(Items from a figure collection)

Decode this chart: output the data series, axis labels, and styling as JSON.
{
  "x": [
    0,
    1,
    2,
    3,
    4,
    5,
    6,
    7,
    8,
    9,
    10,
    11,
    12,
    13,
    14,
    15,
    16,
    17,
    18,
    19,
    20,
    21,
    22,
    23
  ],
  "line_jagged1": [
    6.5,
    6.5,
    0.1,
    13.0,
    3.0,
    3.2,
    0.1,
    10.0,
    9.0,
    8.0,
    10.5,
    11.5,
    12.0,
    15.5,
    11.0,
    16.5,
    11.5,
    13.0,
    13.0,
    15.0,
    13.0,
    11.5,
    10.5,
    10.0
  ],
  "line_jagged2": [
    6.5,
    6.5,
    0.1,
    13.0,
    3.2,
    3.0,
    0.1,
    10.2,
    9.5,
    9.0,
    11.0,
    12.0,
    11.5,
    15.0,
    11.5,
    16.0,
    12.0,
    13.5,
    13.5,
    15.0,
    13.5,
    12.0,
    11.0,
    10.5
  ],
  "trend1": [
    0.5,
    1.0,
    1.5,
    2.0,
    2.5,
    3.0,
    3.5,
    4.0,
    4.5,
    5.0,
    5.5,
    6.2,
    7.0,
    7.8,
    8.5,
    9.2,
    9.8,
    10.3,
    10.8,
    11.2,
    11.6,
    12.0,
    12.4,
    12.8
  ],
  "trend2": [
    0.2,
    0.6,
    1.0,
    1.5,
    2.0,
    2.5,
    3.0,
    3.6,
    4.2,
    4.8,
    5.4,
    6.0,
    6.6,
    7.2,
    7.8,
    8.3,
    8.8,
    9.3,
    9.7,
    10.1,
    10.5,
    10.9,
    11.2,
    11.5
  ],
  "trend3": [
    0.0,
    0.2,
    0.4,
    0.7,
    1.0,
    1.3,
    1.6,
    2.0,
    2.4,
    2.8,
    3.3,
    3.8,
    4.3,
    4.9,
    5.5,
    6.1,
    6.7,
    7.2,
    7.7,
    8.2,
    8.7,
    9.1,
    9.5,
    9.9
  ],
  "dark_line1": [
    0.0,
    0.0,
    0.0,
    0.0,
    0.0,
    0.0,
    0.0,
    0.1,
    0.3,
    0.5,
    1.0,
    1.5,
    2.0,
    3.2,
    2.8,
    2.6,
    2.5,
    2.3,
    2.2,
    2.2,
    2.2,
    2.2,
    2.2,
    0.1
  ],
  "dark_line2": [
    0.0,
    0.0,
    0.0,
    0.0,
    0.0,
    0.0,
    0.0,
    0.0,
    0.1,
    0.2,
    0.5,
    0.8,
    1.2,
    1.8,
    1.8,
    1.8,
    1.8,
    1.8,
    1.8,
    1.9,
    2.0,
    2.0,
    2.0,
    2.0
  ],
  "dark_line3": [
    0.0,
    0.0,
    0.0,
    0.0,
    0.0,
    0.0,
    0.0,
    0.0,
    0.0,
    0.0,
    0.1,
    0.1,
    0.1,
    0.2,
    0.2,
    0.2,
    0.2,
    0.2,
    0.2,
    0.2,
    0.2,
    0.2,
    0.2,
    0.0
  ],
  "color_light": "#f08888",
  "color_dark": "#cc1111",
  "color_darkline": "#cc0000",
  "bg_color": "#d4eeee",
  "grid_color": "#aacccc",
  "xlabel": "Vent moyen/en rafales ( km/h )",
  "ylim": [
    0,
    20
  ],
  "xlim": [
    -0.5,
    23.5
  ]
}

▶ **To be done**:
Copy down the whole of the data above, matching it exactly.

▶ **Response to the task**:
Decode this chart: output the data series, axis labels, and styling as JSON.
{
  "x": [
    0,
    1,
    2,
    3,
    4,
    5,
    6,
    7,
    8,
    9,
    10,
    11,
    12,
    13,
    14,
    15,
    16,
    17,
    18,
    19,
    20,
    21,
    22,
    23
  ],
  "line_jagged1": [
    6.5,
    6.5,
    0.1,
    13.0,
    3.0,
    3.2,
    0.1,
    10.0,
    9.0,
    8.0,
    10.5,
    11.5,
    12.0,
    15.5,
    11.0,
    16.5,
    11.5,
    13.0,
    13.0,
    15.0,
    13.0,
    11.5,
    10.5,
    10.0
  ],
  "line_jagged2": [
    6.5,
    6.5,
    0.1,
    13.0,
    3.2,
    3.0,
    0.1,
    10.2,
    9.5,
    9.0,
    11.0,
    12.0,
    11.5,
    15.0,
    11.5,
    16.0,
    12.0,
    13.5,
    13.5,
    15.0,
    13.5,
    12.0,
    11.0,
    10.5
  ],
  "trend1": [
    0.5,
    1.0,
    1.5,
    2.0,
    2.5,
    3.0,
    3.5,
    4.0,
    4.5,
    5.0,
    5.5,
    6.2,
    7.0,
    7.8,
    8.5,
    9.2,
    9.8,
    10.3,
    10.8,
    11.2,
    11.6,
    12.0,
    12.4,
    12.8
  ],
  "trend2": [
    0.2,
    0.6,
    1.0,
    1.5,
    2.0,
    2.5,
    3.0,
    3.6,
    4.2,
    4.8,
    5.4,
    6.0,
    6.6,
    7.2,
    7.8,
    8.3,
    8.8,
    9.3,
    9.7,
    10.1,
    10.5,
    10.9,
    11.2,
    11.5
  ],
  "trend3": [
    0.0,
    0.2,
    0.4,
    0.7,
    1.0,
    1.3,
    1.6,
    2.0,
    2.4,
    2.8,
    3.3,
    3.8,
    4.3,
    4.9,
    5.5,
    6.1,
    6.7,
    7.2,
    7.7,
    8.2,
    8.7,
    9.1,
    9.5,
    9.9
  ],
  "dark_line1": [
    0.0,
    0.0,
    0.0,
    0.0,
    0.0,
    0.0,
    0.0,
    0.1,
    0.3,
    0.5,
    1.0,
    1.5,
    2.0,
    3.2,
    2.8,
    2.6,
    2.5,
    2.3,
    2.2,
    2.2,
    2.2,
    2.2,
    2.2,
    0.1
  ],
  "dark_line2": [
    0.0,
    0.0,
    0.0,
    0.0,
    0.0,
    0.0,
    0.0,
    0.0,
    0.1,
    0.2,
    0.5,
    0.8,
    1.2,
    1.8,
    1.8,
    1.8,
    1.8,
    1.8,
    1.8,
    1.9,
    2.0,
    2.0,
    2.0,
    2.0
  ],
  "dark_line3": [
    0.0,
    0.0,
    0.0,
    0.0,
    0.0,
    0.0,
    0.0,
    0.0,
    0.0,
    0.0,
    0.1,
    0.1,
    0.1,
    0.2,
    0.2,
    0.2,
    0.2,
    0.2,
    0.2,
    0.2,
    0.2,
    0.2,
    0.2,
    0.0
  ],
  "color_light": "#f08888",
  "color_dark": "#cc1111",
  "color_darkline": "#cc0000",
  "bg_color": "#d4eeee",
  "grid_color": "#aacccc",
  "xlabel": "Vent moyen/en rafales ( km/h )",
  "ylim": [
    0,
    20
  ],
  "xlim": [
    -0.5,
    23.5
  ]
}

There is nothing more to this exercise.